The problem - Drop the images; return everything else in the listing below exactly.

(Extracted records)

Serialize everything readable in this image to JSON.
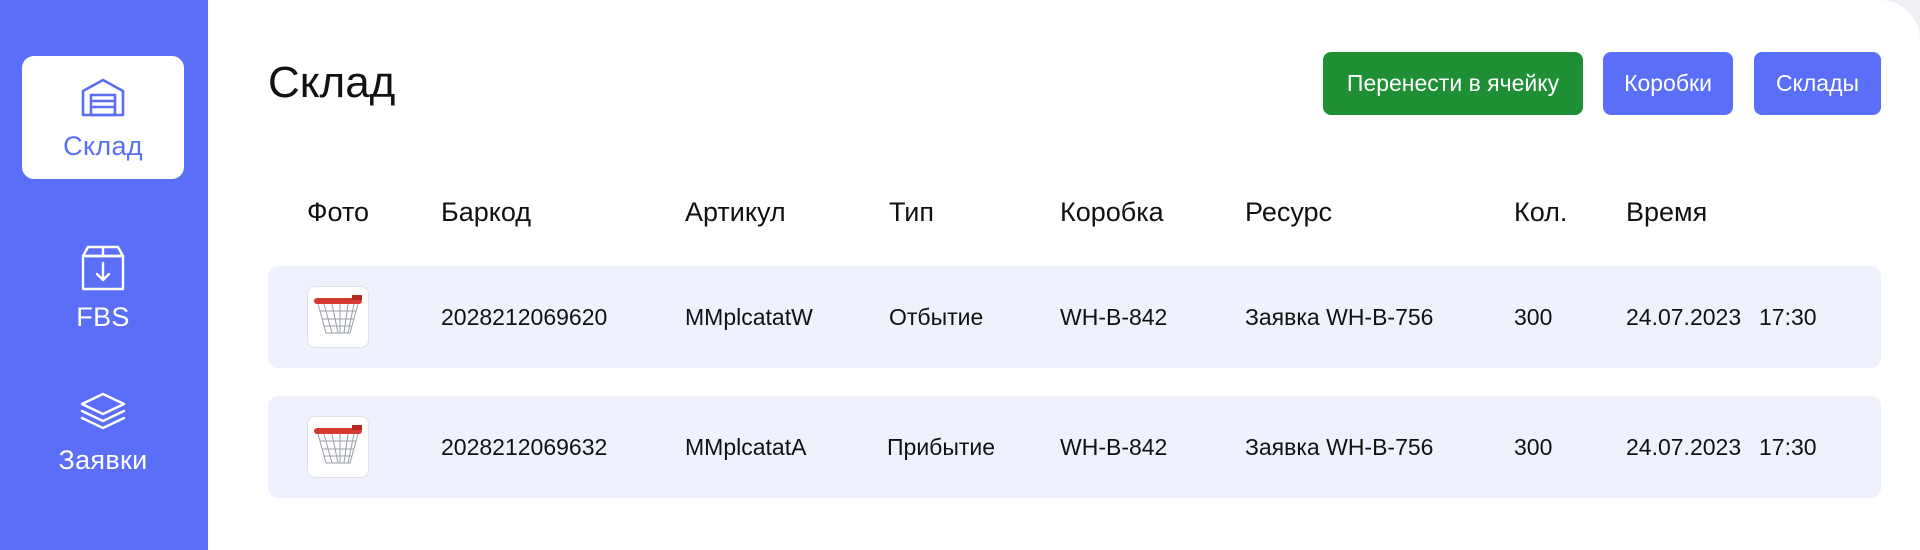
{
  "sidebar": {
    "items": [
      {
        "label": "Склад",
        "icon": "warehouse-icon",
        "active": true
      },
      {
        "label": "FBS",
        "icon": "box-download-icon",
        "active": false
      },
      {
        "label": "Заявки",
        "icon": "layers-icon",
        "active": false
      }
    ]
  },
  "header": {
    "title": "Склад",
    "buttons": {
      "move_to_cell": "Перенести в ячейку",
      "boxes": "Коробки",
      "warehouses": "Склады"
    }
  },
  "table": {
    "columns": [
      "Фото",
      "Баркод",
      "Артикул",
      "Тип",
      "Коробка",
      "Ресурс",
      "Кол.",
      "Время"
    ],
    "rows": [
      {
        "photo": "basketball-hoop-image",
        "barcode": "2028212069620",
        "article": "MMplcatatW",
        "type": "Отбытие",
        "box": "WH-B-842",
        "resource": "Заявка WH-B-756",
        "qty": "300",
        "date": "24.07.2023",
        "time": "17:30"
      },
      {
        "photo": "basketball-hoop-image",
        "barcode": "2028212069632",
        "article": "MMplcatatA",
        "type": "Прибытие",
        "box": "WH-B-842",
        "resource": "Заявка WH-B-756",
        "qty": "300",
        "date": "24.07.2023",
        "time": "17:30"
      }
    ]
  },
  "colors": {
    "accent": "#5a6ef7",
    "green": "#1f8f35",
    "row_bg": "#eff2fd"
  }
}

Full answer -
Serialize everything readable in this image to JSON.
{
  "sidebar": {
    "items": [
      {
        "label": "Склад",
        "icon": "warehouse-icon",
        "active": true
      },
      {
        "label": "FBS",
        "icon": "box-download-icon",
        "active": false
      },
      {
        "label": "Заявки",
        "icon": "layers-icon",
        "active": false
      }
    ]
  },
  "header": {
    "title": "Склад",
    "buttons": {
      "move_to_cell": "Перенести в ячейку",
      "boxes": "Коробки",
      "warehouses": "Склады"
    }
  },
  "table": {
    "columns": [
      "Фото",
      "Баркод",
      "Артикул",
      "Тип",
      "Коробка",
      "Ресурс",
      "Кол.",
      "Время"
    ],
    "rows": [
      {
        "photo": "basketball-hoop-image",
        "barcode": "2028212069620",
        "article": "MMplcatatW",
        "type": "Отбытие",
        "box": "WH-B-842",
        "resource": "Заявка WH-B-756",
        "qty": "300",
        "date": "24.07.2023",
        "time": "17:30"
      },
      {
        "photo": "basketball-hoop-image",
        "barcode": "2028212069632",
        "article": "MMplcatatA",
        "type": "Прибытие",
        "box": "WH-B-842",
        "resource": "Заявка WH-B-756",
        "qty": "300",
        "date": "24.07.2023",
        "time": "17:30"
      }
    ]
  },
  "colors": {
    "accent": "#5a6ef7",
    "green": "#1f8f35",
    "row_bg": "#eff2fd"
  }
}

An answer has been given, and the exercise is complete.